=== Recorded information ===
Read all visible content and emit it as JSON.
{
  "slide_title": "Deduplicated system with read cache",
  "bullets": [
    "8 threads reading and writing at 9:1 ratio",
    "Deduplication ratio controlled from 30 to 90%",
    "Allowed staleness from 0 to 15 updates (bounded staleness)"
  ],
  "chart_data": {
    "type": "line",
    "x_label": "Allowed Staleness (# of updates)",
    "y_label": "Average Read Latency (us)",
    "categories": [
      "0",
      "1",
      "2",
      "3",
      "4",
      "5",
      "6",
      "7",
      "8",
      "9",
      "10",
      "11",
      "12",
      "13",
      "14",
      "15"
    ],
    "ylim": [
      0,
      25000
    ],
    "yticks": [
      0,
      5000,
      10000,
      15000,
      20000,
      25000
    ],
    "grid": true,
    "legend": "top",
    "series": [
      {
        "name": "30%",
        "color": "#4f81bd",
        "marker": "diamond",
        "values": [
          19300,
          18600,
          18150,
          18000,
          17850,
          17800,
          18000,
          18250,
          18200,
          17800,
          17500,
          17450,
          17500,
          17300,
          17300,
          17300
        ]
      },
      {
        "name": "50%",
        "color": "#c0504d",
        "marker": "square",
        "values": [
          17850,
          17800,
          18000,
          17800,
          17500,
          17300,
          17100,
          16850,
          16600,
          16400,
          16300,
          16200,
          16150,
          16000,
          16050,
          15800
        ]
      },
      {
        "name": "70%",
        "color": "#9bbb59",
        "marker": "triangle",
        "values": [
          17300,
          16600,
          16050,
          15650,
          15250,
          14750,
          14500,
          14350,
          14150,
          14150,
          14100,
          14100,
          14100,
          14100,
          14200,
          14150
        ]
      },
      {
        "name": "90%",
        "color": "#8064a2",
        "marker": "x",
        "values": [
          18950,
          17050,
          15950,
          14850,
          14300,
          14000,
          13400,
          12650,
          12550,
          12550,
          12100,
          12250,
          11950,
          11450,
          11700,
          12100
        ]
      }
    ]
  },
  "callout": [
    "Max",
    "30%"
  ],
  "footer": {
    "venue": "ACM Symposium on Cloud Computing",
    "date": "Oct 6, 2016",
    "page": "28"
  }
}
===
• **The task**: Extract each line from the listing above, please, and repeat it exactly.

• **Full output**:
Read all visible content and emit it as JSON.
{
  "slide_title": "Deduplicated system with read cache",
  "bullets": [
    "8 threads reading and writing at 9:1 ratio",
    "Deduplication ratio controlled from 30 to 90%",
    "Allowed staleness from 0 to 15 updates (bounded staleness)"
  ],
  "chart_data": {
    "type": "line",
    "x_label": "Allowed Staleness (# of updates)",
    "y_label": "Average Read Latency (us)",
    "categories": [
      "0",
      "1",
      "2",
      "3",
      "4",
      "5",
      "6",
      "7",
      "8",
      "9",
      "10",
      "11",
      "12",
      "13",
      "14",
      "15"
    ],
    "ylim": [
      0,
      25000
    ],
    "yticks": [
      0,
      5000,
      10000,
      15000,
      20000,
      25000
    ],
    "grid": true,
    "legend": "top",
    "series": [
      {
        "name": "30%",
        "color": "#4f81bd",
        "marker": "diamond",
        "values": [
          19300,
          18600,
          18150,
          18000,
          17850,
          17800,
          18000,
          18250,
          18200,
          17800,
          17500,
          17450,
          17500,
          17300,
          17300,
          17300
        ]
      },
      {
        "name": "50%",
        "color": "#c0504d",
        "marker": "square",
        "values": [
          17850,
          17800,
          18000,
          17800,
          17500,
          17300,
          17100,
          16850,
          16600,
          16400,
          16300,
          16200,
          16150,
          16000,
          16050,
          15800
        ]
      },
      {
        "name": "70%",
        "color": "#9bbb59",
        "marker": "triangle",
        "values": [
          17300,
          16600,
          16050,
          15650,
          15250,
          14750,
          14500,
          14350,
          14150,
          14150,
          14100,
          14100,
          14100,
          14100,
          14200,
          14150
        ]
      },
      {
        "name": "90%",
        "color": "#8064a2",
        "marker": "x",
        "values": [
          18950,
          17050,
          15950,
          14850,
          14300,
          14000,
          13400,
          12650,
          12550,
          12550,
          12100,
          12250,
          11950,
          11450,
          11700,
          12100
        ]
      }
    ]
  },
  "callout": [
    "Max",
    "30%"
  ],
  "footer": {
    "venue": "ACM Symposium on Cloud Computing",
    "date": "Oct 6, 2016",
    "page": "28"
  }
}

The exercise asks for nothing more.